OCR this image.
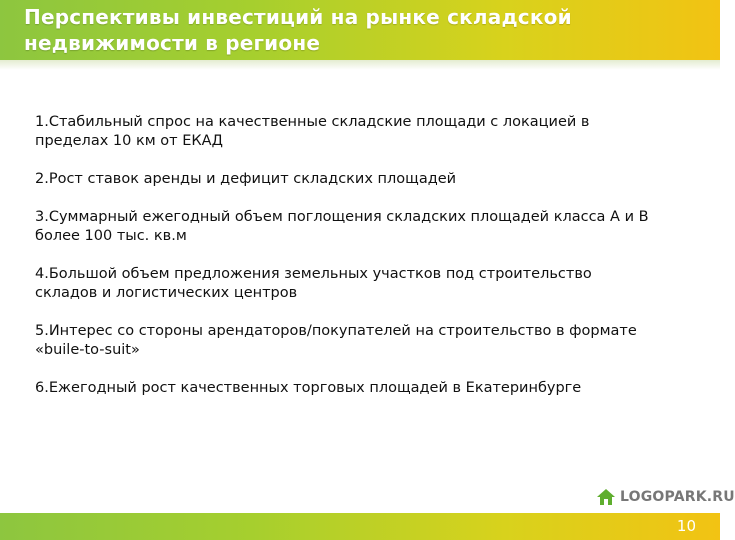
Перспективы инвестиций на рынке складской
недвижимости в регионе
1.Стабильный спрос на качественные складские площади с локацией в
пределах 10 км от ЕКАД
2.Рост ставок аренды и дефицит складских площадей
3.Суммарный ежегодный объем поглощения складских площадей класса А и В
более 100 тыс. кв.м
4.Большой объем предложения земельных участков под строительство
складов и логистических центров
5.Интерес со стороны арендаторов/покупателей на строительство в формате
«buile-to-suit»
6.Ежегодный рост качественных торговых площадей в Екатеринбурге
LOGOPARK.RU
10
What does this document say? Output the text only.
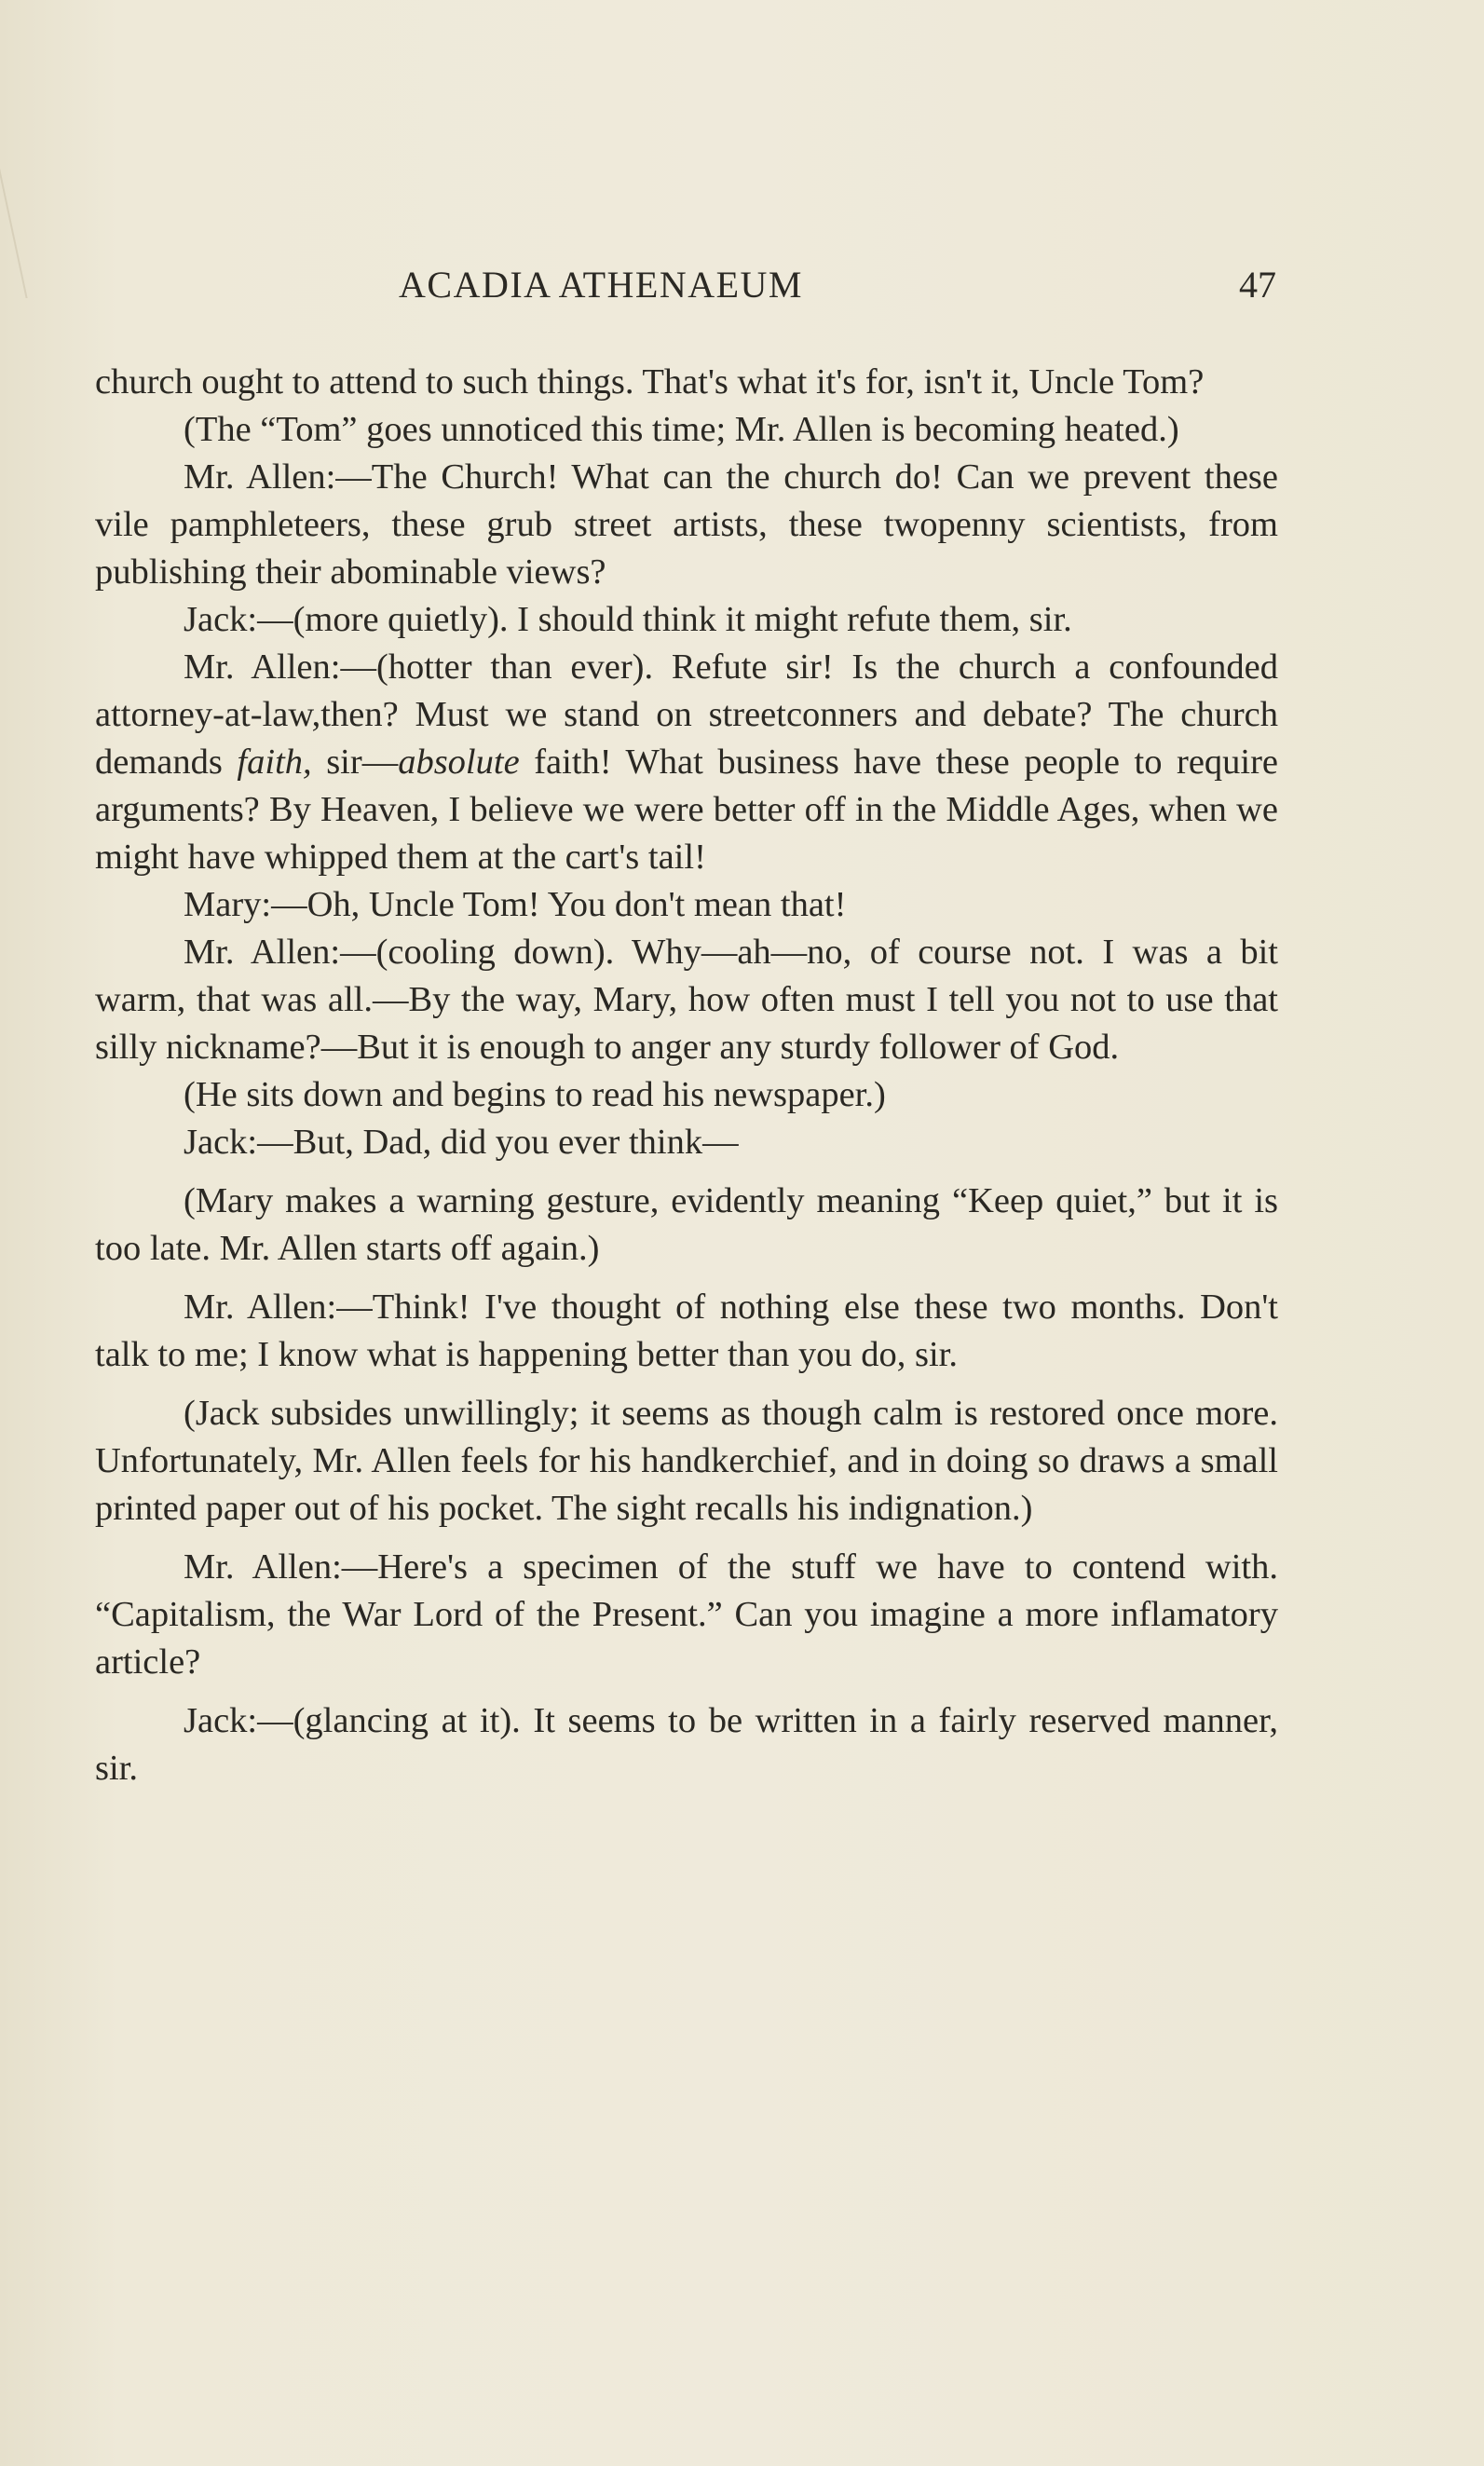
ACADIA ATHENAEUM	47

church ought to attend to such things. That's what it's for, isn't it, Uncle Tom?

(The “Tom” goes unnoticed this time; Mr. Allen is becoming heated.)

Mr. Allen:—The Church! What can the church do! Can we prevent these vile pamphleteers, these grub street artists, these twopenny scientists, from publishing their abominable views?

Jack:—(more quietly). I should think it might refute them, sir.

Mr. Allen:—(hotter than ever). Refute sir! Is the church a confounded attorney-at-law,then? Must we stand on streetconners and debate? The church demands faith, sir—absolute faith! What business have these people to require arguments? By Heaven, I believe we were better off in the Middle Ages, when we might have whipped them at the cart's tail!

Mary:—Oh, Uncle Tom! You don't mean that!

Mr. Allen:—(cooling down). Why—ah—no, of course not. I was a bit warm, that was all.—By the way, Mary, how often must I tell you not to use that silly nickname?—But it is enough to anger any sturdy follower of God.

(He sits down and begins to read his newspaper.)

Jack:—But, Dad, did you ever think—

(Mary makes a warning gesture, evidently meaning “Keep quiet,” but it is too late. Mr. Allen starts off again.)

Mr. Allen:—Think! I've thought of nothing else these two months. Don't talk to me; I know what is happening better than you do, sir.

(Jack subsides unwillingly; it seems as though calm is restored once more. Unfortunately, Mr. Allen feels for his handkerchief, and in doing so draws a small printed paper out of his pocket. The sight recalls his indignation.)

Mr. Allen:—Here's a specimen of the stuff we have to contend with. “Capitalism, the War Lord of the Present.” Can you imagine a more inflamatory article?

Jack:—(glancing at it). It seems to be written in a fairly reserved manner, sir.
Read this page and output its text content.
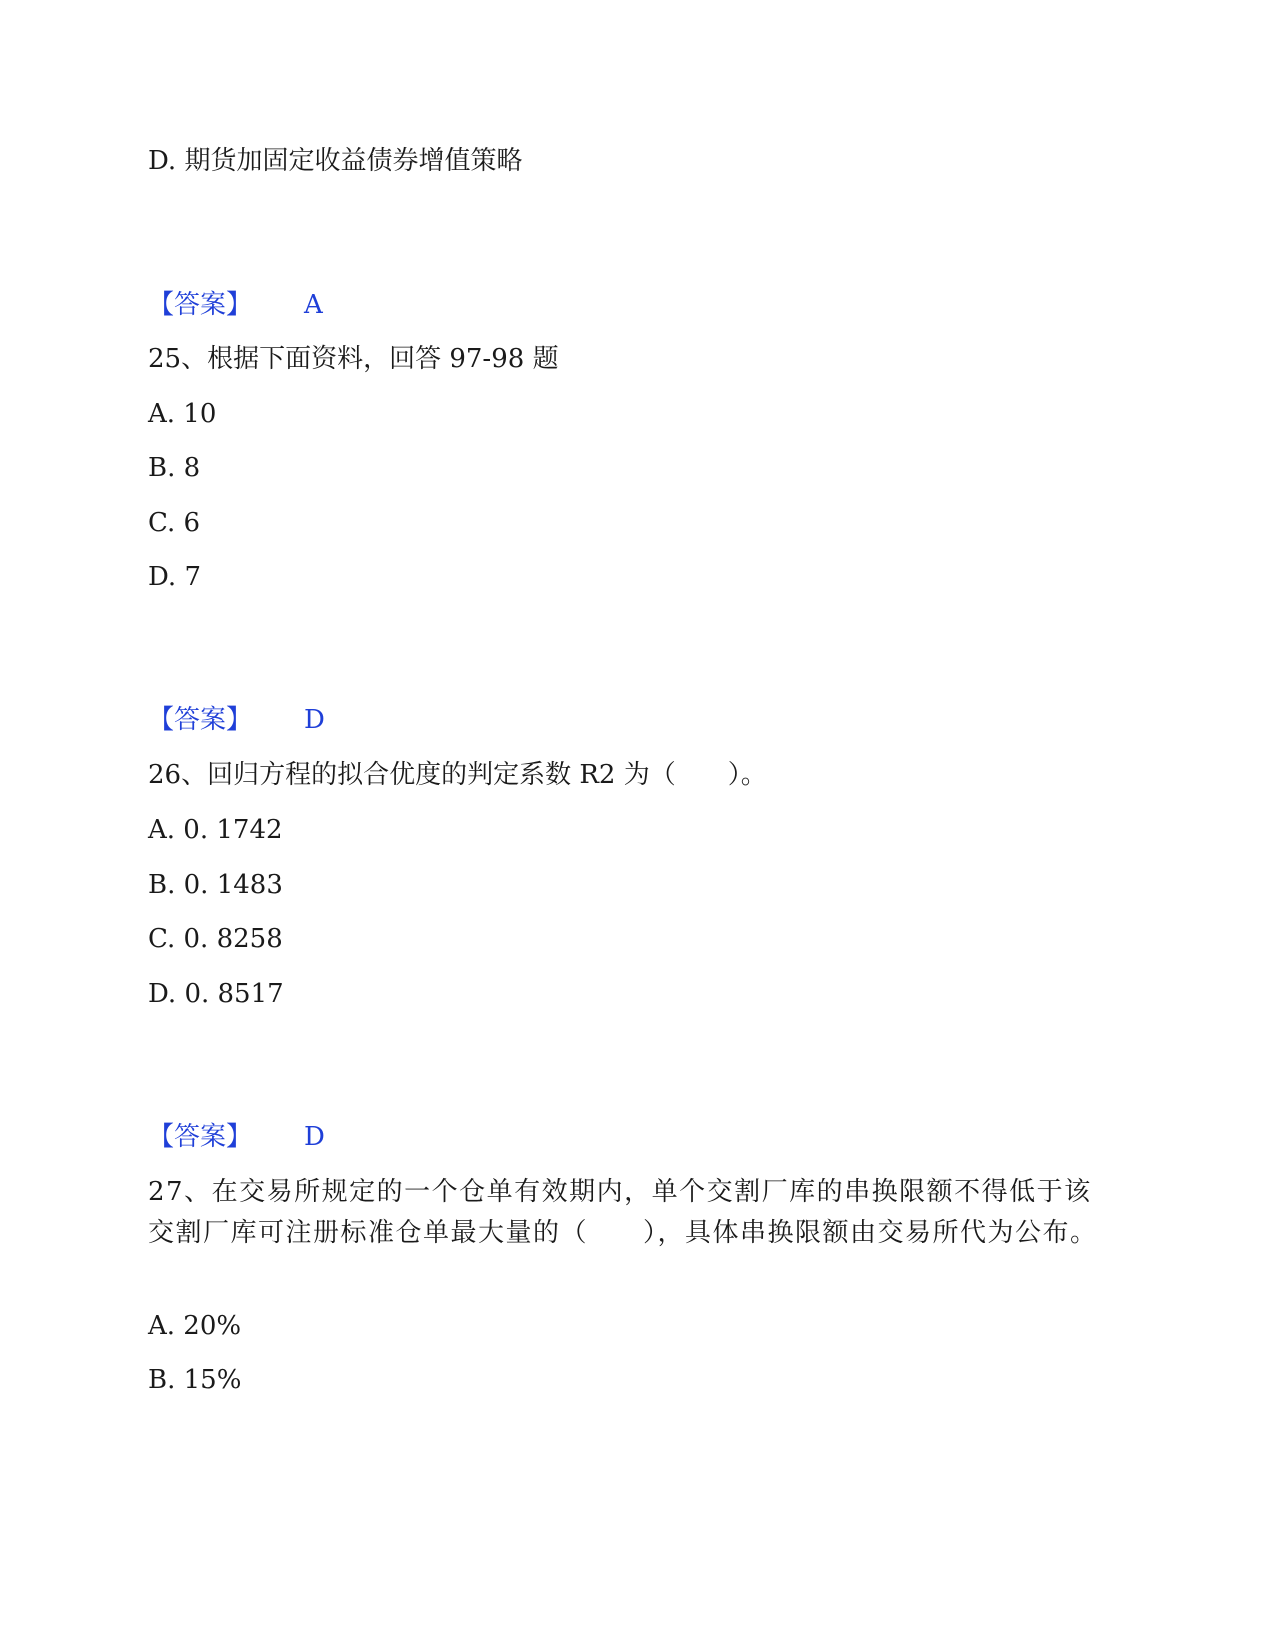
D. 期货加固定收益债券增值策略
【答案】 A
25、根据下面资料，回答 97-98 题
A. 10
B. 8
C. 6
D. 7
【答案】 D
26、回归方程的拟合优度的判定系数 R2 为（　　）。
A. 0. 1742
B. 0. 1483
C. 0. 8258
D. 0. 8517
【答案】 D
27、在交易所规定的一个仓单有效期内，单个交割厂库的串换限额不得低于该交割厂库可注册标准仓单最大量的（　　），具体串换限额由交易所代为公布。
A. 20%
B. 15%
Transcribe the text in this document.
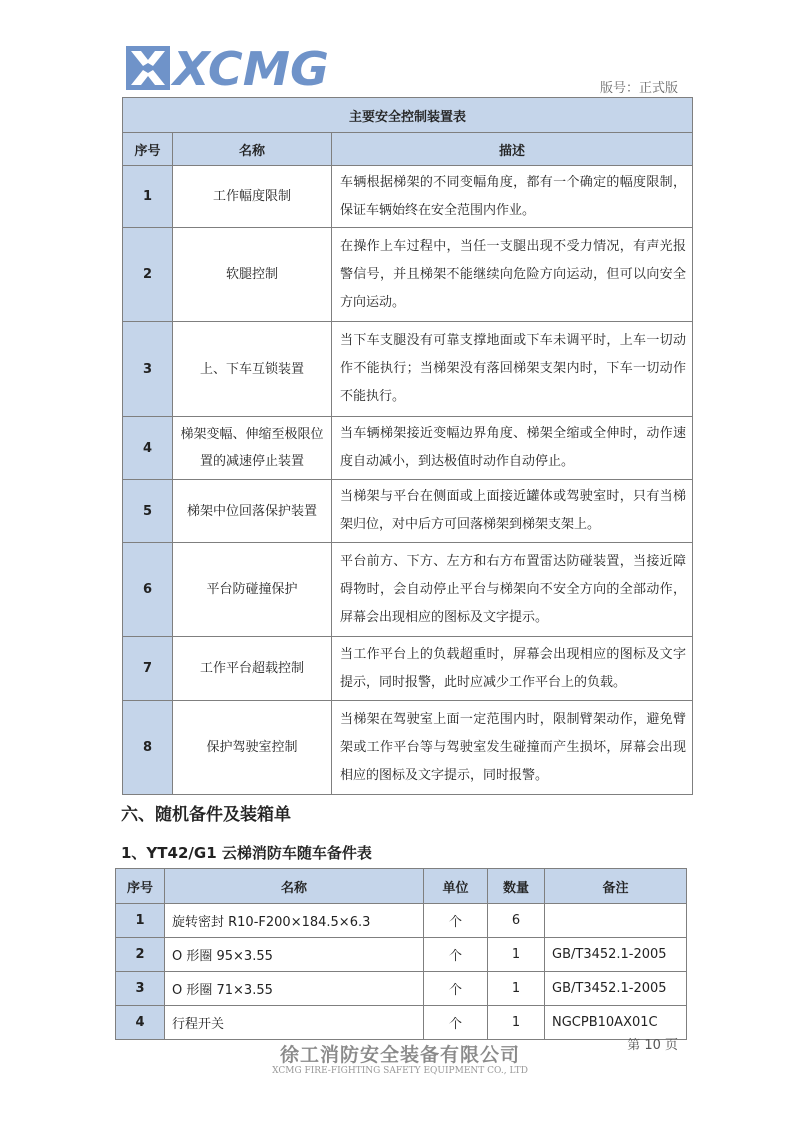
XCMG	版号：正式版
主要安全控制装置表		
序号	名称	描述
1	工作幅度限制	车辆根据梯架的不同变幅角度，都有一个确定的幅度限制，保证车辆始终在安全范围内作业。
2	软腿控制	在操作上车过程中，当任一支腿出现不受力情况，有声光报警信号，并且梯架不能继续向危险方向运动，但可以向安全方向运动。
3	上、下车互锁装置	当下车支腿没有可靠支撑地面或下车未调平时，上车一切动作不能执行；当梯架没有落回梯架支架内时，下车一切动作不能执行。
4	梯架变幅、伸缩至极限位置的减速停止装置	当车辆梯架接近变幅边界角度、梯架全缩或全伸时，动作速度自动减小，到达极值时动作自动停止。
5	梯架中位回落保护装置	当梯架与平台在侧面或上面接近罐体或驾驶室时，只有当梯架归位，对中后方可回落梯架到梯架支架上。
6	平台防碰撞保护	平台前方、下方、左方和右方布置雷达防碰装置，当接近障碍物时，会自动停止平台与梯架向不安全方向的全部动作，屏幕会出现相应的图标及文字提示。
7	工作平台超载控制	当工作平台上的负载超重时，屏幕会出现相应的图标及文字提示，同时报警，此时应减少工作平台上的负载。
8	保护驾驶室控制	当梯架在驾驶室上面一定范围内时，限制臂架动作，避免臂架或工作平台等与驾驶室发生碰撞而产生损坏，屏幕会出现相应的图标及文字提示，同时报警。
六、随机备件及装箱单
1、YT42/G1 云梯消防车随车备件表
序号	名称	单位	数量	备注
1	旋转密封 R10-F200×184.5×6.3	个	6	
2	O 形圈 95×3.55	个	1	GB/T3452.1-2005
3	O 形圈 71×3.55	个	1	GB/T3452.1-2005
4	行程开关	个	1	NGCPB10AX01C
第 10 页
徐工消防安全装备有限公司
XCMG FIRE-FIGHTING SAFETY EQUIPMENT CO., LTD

──────────

● **Exercise goal**: Filter the entries above down to the lines containing the word "屏幕会出现相应的图标及文字提示".

● **Expected output**:
6	平台防碰撞保护	平台前方、下方、左方和右方布置雷达防碰装置，当接近障碍物时，会自动停止平台与梯架向不安全方向的全部动作，屏幕会出现相应的图标及文字提示。
7	工作平台超载控制	当工作平台上的负载超重时，屏幕会出现相应的图标及文字提示，同时报警，此时应减少工作平台上的负载。
8	保护驾驶室控制	当梯架在驾驶室上面一定范围内时，限制臂架动作，避免臂架或工作平台等与驾驶室发生碰撞而产生损坏，屏幕会出现相应的图标及文字提示，同时报警。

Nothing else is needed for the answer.